Dataset excerpts:

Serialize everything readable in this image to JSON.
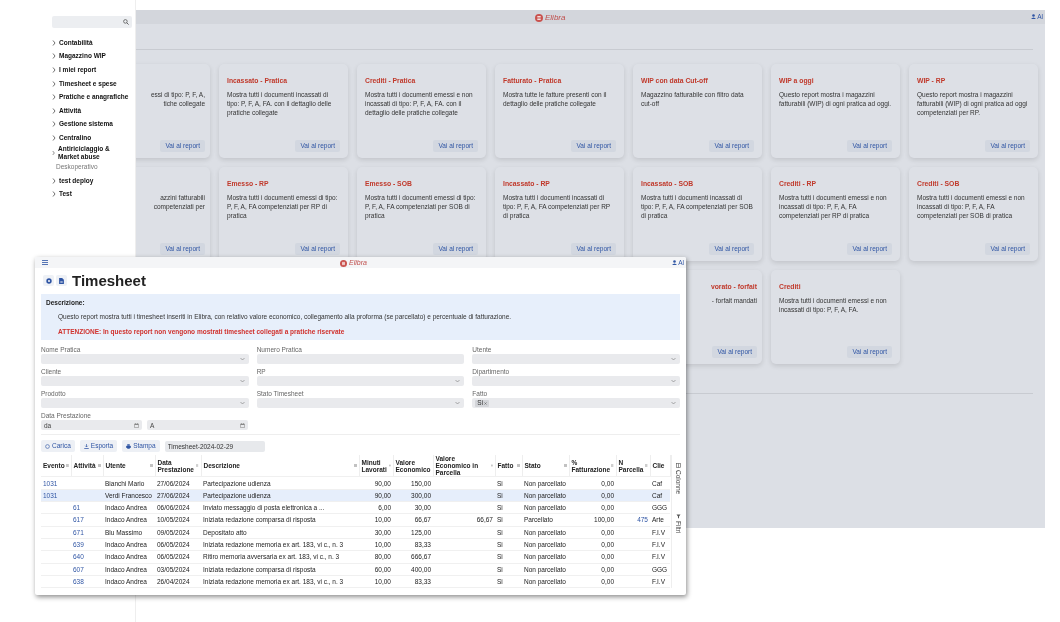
{
  "background_window": {
    "logo": "Elibra",
    "user": "Al",
    "report_cards": [
      [
        {
          "kind": "partial",
          "lines": [
            "essi di tipo: P, F, A,",
            "tiche collegate"
          ],
          "button": "Vai al report"
        },
        {
          "kind": "full",
          "title": "Incassato - Pratica",
          "description": "Mostra tutti i documenti incassati di tipo: P, F, A, FA. con il dettaglio delle pratiche collegate",
          "button": "Vai al report"
        },
        {
          "kind": "full",
          "title": "Crediti - Pratica",
          "description": "Mostra tutti i documenti emessi e non incassati di tipo: P, F, A, FA. con il dettaglio delle pratiche collegate",
          "button": "Vai al report"
        },
        {
          "kind": "full",
          "title": "Fatturato - Pratica",
          "description": "Mostra tutte le fatture presenti con il dettaglio delle pratiche collegate",
          "button": "Vai al report"
        },
        {
          "kind": "full",
          "title": "WIP con data Cut-off",
          "description": "Magazzino fatturabile con filtro data cut-off",
          "button": "Vai al report"
        },
        {
          "kind": "full",
          "title": "WIP a oggi",
          "description": "Questo report mostra i magazzini fatturabili (WIP) di ogni pratica ad oggi.",
          "button": "Vai al report"
        },
        {
          "kind": "full",
          "title": "WIP - RP",
          "description": "Questo report mostra i magazzini fatturabili (WIP) di ogni pratica ad oggi competenziati per RP.",
          "button": "Vai al report"
        }
      ],
      [
        {
          "kind": "partial",
          "lines": [
            "azzini fatturabili",
            "competenziati per"
          ],
          "button": "Vai al report"
        },
        {
          "kind": "full",
          "title": "Emesso - RP",
          "description": "Mostra tutti i documenti emessi di tipo: P, F, A, FA competenziati per RP di pratica",
          "button": "Vai al report"
        },
        {
          "kind": "full",
          "title": "Emesso - SOB",
          "description": "Mostra tutti i documenti emessi di tipo: P, F, A, FA competenziati per SOB di pratica",
          "button": "Vai al report"
        },
        {
          "kind": "full",
          "title": "Incassato - RP",
          "description": "Mostra tutti i documenti incassati di tipo: P, F, A, FA competenziati per RP di pratica",
          "button": "Vai al report"
        },
        {
          "kind": "full",
          "title": "Incassato - SOB",
          "description": "Mostra tutti i documenti incassati di tipo: P, F, A, FA competenziati per SOB di pratica",
          "button": "Vai al report"
        },
        {
          "kind": "full",
          "title": "Crediti - RP",
          "description": "Mostra tutti i documenti emessi e non incassati di tipo: P, F, A, FA competenziati per RP di pratica",
          "button": "Vai al report"
        },
        {
          "kind": "full",
          "title": "Crediti - SOB",
          "description": "Mostra tutti i documenti emessi e non incassati di tipo: P, F, A, FA competenziati per SOB di pratica",
          "button": "Vai al report"
        }
      ],
      [
        {
          "kind": "partial",
          "title": "vorato - forfait",
          "lines": [
            "- forfait mandati"
          ],
          "button": "Vai al report"
        },
        {
          "kind": "full",
          "title": "Crediti",
          "description": "Mostra tutti i documenti emessi e non incassati di tipo: P, F, A, FA.",
          "button": "Vai al report"
        }
      ]
    ]
  },
  "sidebar": {
    "items": [
      {
        "label": "Contabilità",
        "kind": "group",
        "expanded": false
      },
      {
        "label": "Magazzino WIP",
        "kind": "group",
        "expanded": false
      },
      {
        "label": "I miei report",
        "kind": "group",
        "expanded": false
      },
      {
        "label": "Timesheet e spese",
        "kind": "group",
        "expanded": false
      },
      {
        "label": "Pratiche e anagrafiche",
        "kind": "group",
        "expanded": false
      },
      {
        "label": "Attività",
        "kind": "group",
        "expanded": false
      },
      {
        "label": "Gestione sistema",
        "kind": "group",
        "expanded": false
      },
      {
        "label": "Centralino",
        "kind": "group",
        "expanded": false
      },
      {
        "label": "Antiriciclaggio & Market abuse",
        "kind": "group",
        "expanded": false
      },
      {
        "label": "Deskoperativo",
        "kind": "link"
      },
      {
        "label": "test deploy",
        "kind": "group",
        "expanded": false
      },
      {
        "label": "Test",
        "kind": "group",
        "expanded": false
      }
    ]
  },
  "timesheet_window": {
    "logo": "Elibra",
    "user": "Al",
    "title": "Timesheet",
    "description": {
      "heading": "Descrizione:",
      "text": "Questo report mostra tutti i timesheet inseriti in Elibra, con relativo valore economico, collegamento alla proforma (se parcellato) e percentuale di fatturazione.",
      "warning": "ATTENZIONE: In questo report non vengono mostrati timesheet collegati a pratiche riservate"
    },
    "filters": [
      {
        "label": "Nome Pratica",
        "kind": "select"
      },
      {
        "label": "Numero Pratica",
        "kind": "input"
      },
      {
        "label": "Utente",
        "kind": "select"
      },
      {
        "label": "Cliente",
        "kind": "select"
      },
      {
        "label": "RP",
        "kind": "select"
      },
      {
        "label": "Dipartimento",
        "kind": "select"
      },
      {
        "label": "Prodotto",
        "kind": "select"
      },
      {
        "label": "Stato Timesheet",
        "kind": "select"
      },
      {
        "label": "Fatto",
        "kind": "select",
        "chips": [
          "Si"
        ]
      }
    ],
    "date_filter": {
      "label": "Data Prestazione",
      "from_placeholder": "da",
      "to_placeholder": "A"
    },
    "actions": [
      {
        "label": "Carica",
        "kind": "load"
      },
      {
        "label": "Esporta",
        "kind": "export"
      },
      {
        "label": "Stampa",
        "kind": "print"
      }
    ],
    "file_name": "Timesheet-2024-02-29",
    "table": {
      "columns": [
        {
          "label": "Evento",
          "kind": "link"
        },
        {
          "label": "Attività",
          "kind": "link"
        },
        {
          "label": "Utente",
          "kind": "text"
        },
        {
          "label": "Data Prestazione",
          "kind": "text"
        },
        {
          "label": "Descrizione",
          "kind": "text"
        },
        {
          "label": "Minuti Lavorati",
          "kind": "number"
        },
        {
          "label": "Valore Economico",
          "kind": "number"
        },
        {
          "label": "Valore Economico in Parcella",
          "kind": "number"
        },
        {
          "label": "Fatto",
          "kind": "text"
        },
        {
          "label": "Stato",
          "kind": "text"
        },
        {
          "label": "% Fatturazione",
          "kind": "number"
        },
        {
          "label": "N Parcella",
          "kind": "number-link"
        },
        {
          "label": "Clie",
          "kind": "text"
        }
      ],
      "rows": [
        {
          "selected": false,
          "cells": [
            "1031",
            "",
            "Bianchi Mario",
            "27/06/2024",
            "Partecipazione udienza",
            "90,00",
            "150,00",
            "",
            "Si",
            "Non parcellato",
            "0,00",
            "",
            "Caf"
          ]
        },
        {
          "selected": true,
          "cells": [
            "1031",
            "",
            "Verdi Francesco",
            "27/06/2024",
            "Partecipazione udienza",
            "90,00",
            "300,00",
            "",
            "Si",
            "Non parcellato",
            "0,00",
            "",
            "Caf"
          ]
        },
        {
          "selected": false,
          "cells": [
            "",
            "61",
            "Indaco Andrea",
            "06/06/2024",
            "Inviato messaggio di posta elettronica a ...",
            "6,00",
            "30,00",
            "",
            "Si",
            "Non parcellato",
            "0,00",
            "",
            "GGG"
          ]
        },
        {
          "selected": false,
          "cells": [
            "",
            "617",
            "Indaco Andrea",
            "10/05/2024",
            "Iniziata redazione comparsa di risposta",
            "10,00",
            "66,67",
            "66,67",
            "Si",
            "Parcellato",
            "100,00",
            "475",
            "Arte"
          ]
        },
        {
          "selected": false,
          "cells": [
            "",
            "671",
            "Blu Massimo",
            "09/05/2024",
            "Depositato atto",
            "30,00",
            "125,00",
            "",
            "Si",
            "Non parcellato",
            "0,00",
            "",
            "F.I.V"
          ]
        },
        {
          "selected": false,
          "cells": [
            "",
            "639",
            "Indaco Andrea",
            "06/05/2024",
            "Iniziata redazione memoria ex art. 183, vi c., n. 3",
            "10,00",
            "83,33",
            "",
            "Si",
            "Non parcellato",
            "0,00",
            "",
            "F.I.V"
          ]
        },
        {
          "selected": false,
          "cells": [
            "",
            "640",
            "Indaco Andrea",
            "06/05/2024",
            "Ritiro memoria avversaria ex art. 183, vi c., n. 3",
            "80,00",
            "666,67",
            "",
            "Si",
            "Non parcellato",
            "0,00",
            "",
            "F.I.V"
          ]
        },
        {
          "selected": false,
          "cells": [
            "",
            "607",
            "Indaco Andrea",
            "03/05/2024",
            "Iniziata redazione comparsa di risposta",
            "60,00",
            "400,00",
            "",
            "Si",
            "Non parcellato",
            "0,00",
            "",
            "GGG"
          ]
        },
        {
          "selected": false,
          "cells": [
            "",
            "638",
            "Indaco Andrea",
            "26/04/2024",
            "Iniziata redazione memoria ex art. 183, vi c., n. 3",
            "10,00",
            "83,33",
            "",
            "Si",
            "Non parcellato",
            "0,00",
            "",
            "F.I.V"
          ]
        }
      ]
    },
    "side_panel": [
      {
        "label": "Colonne",
        "kind": "columns"
      },
      {
        "label": "Filtri",
        "kind": "filters"
      }
    ]
  }
}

### Task instructions
Say how many lines of the data include the word "forfait". Nothing other than the number should be given.

### Solution for this task
2